* [Material for the task]
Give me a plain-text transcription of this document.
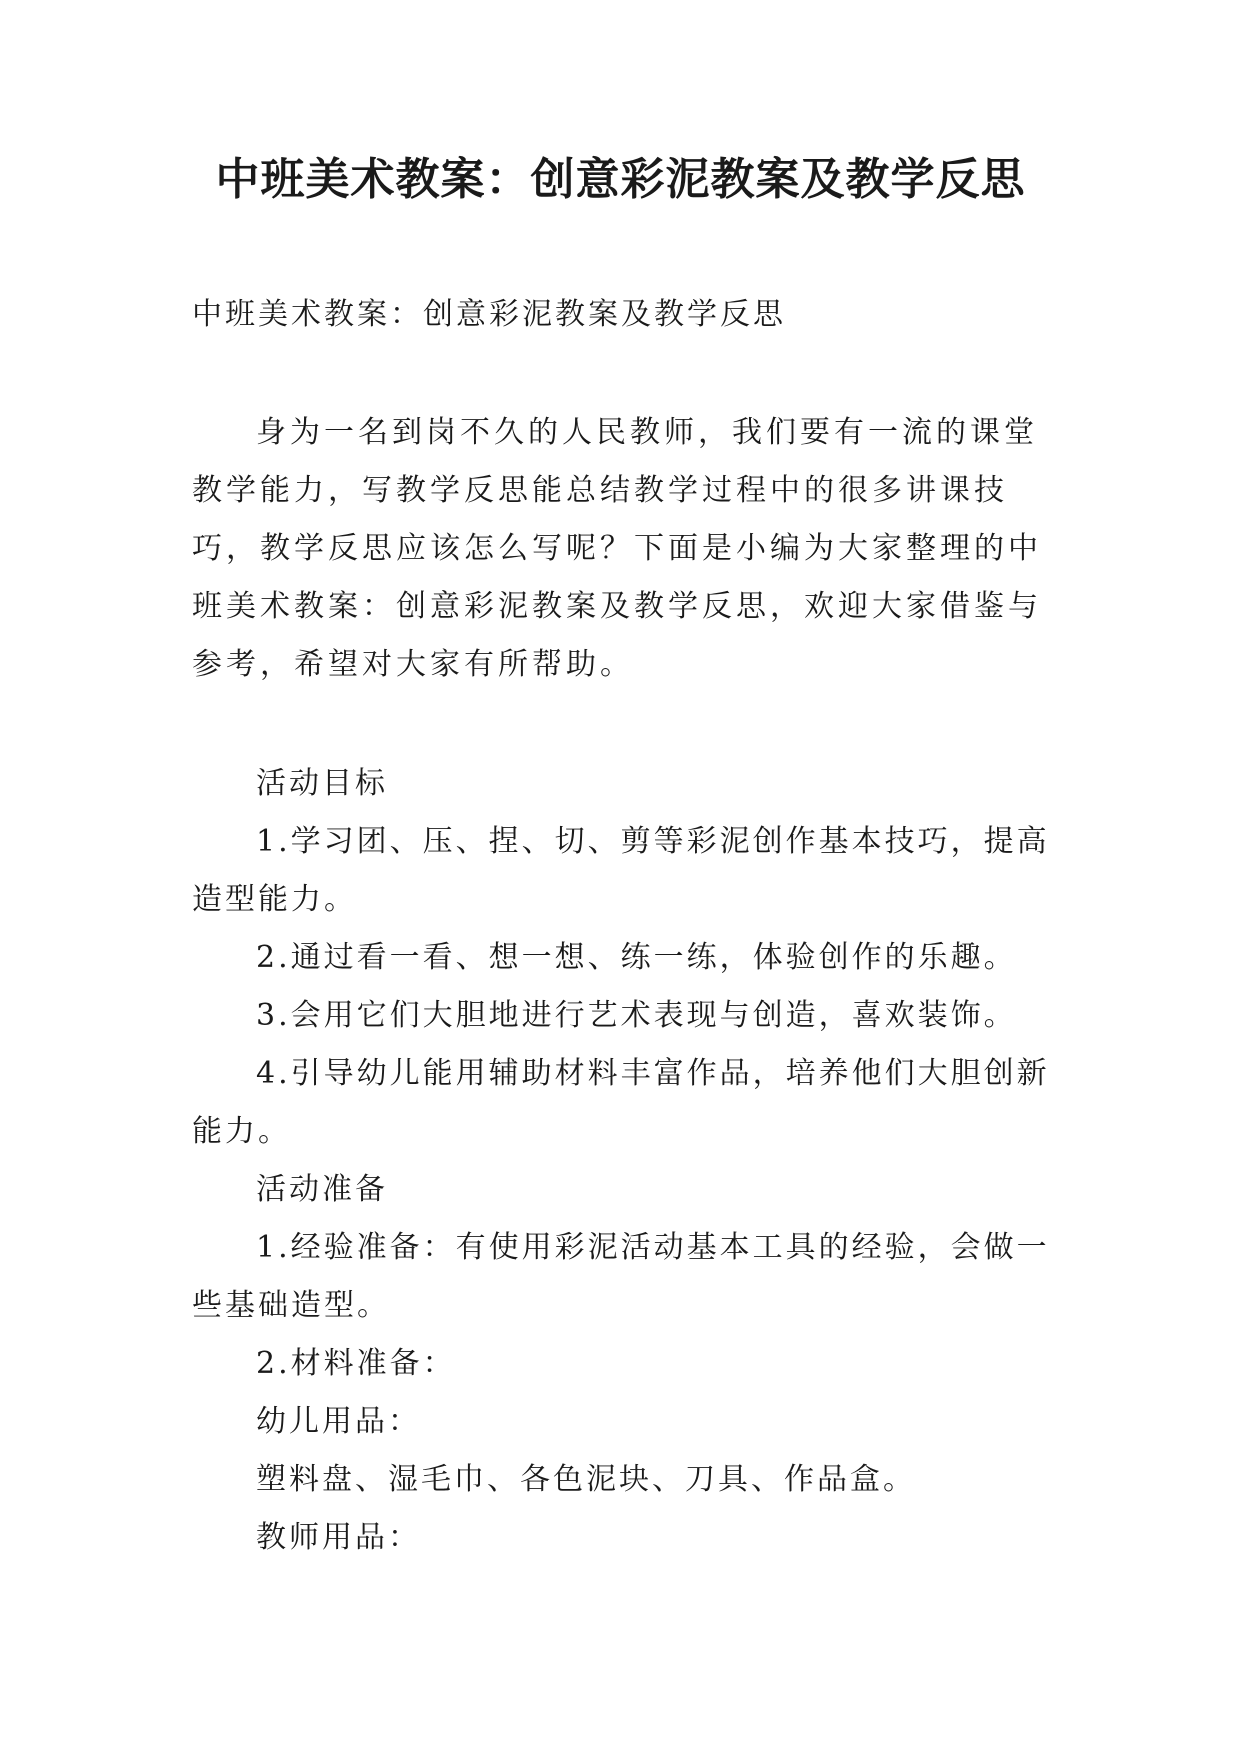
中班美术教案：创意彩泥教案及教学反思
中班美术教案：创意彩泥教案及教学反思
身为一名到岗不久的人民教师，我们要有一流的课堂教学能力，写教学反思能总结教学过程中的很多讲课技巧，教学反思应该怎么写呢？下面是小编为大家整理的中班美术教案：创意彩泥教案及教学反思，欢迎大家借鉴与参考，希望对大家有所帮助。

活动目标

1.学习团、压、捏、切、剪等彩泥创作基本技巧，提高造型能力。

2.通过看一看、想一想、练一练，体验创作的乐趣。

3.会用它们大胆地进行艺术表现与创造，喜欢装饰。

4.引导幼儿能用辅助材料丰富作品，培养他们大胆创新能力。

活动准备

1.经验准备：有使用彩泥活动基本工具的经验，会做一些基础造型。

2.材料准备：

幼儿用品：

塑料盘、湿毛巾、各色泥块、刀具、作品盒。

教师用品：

* [Written exercise] Omit the pictures. Output every record above word for word.

* [Output of the exercise]
Give me a plain-text transcription of this document.
中班美术教案：创意彩泥教案及教学反思
中班美术教案：创意彩泥教案及教学反思
身为一名到岗不久的人民教师，我们要有一流的课堂教学能力，写教学反思能总结教学过程中的很多讲课技巧，教学反思应该怎么写呢？下面是小编为大家整理的中班美术教案：创意彩泥教案及教学反思，欢迎大家借鉴与参考，希望对大家有所帮助。

活动目标

1.学习团、压、捏、切、剪等彩泥创作基本技巧，提高造型能力。

2.通过看一看、想一想、练一练，体验创作的乐趣。

3.会用它们大胆地进行艺术表现与创造，喜欢装饰。

4.引导幼儿能用辅助材料丰富作品，培养他们大胆创新能力。

活动准备

1.经验准备：有使用彩泥活动基本工具的经验，会做一些基础造型。

2.材料准备：

幼儿用品：

塑料盘、湿毛巾、各色泥块、刀具、作品盒。

教师用品：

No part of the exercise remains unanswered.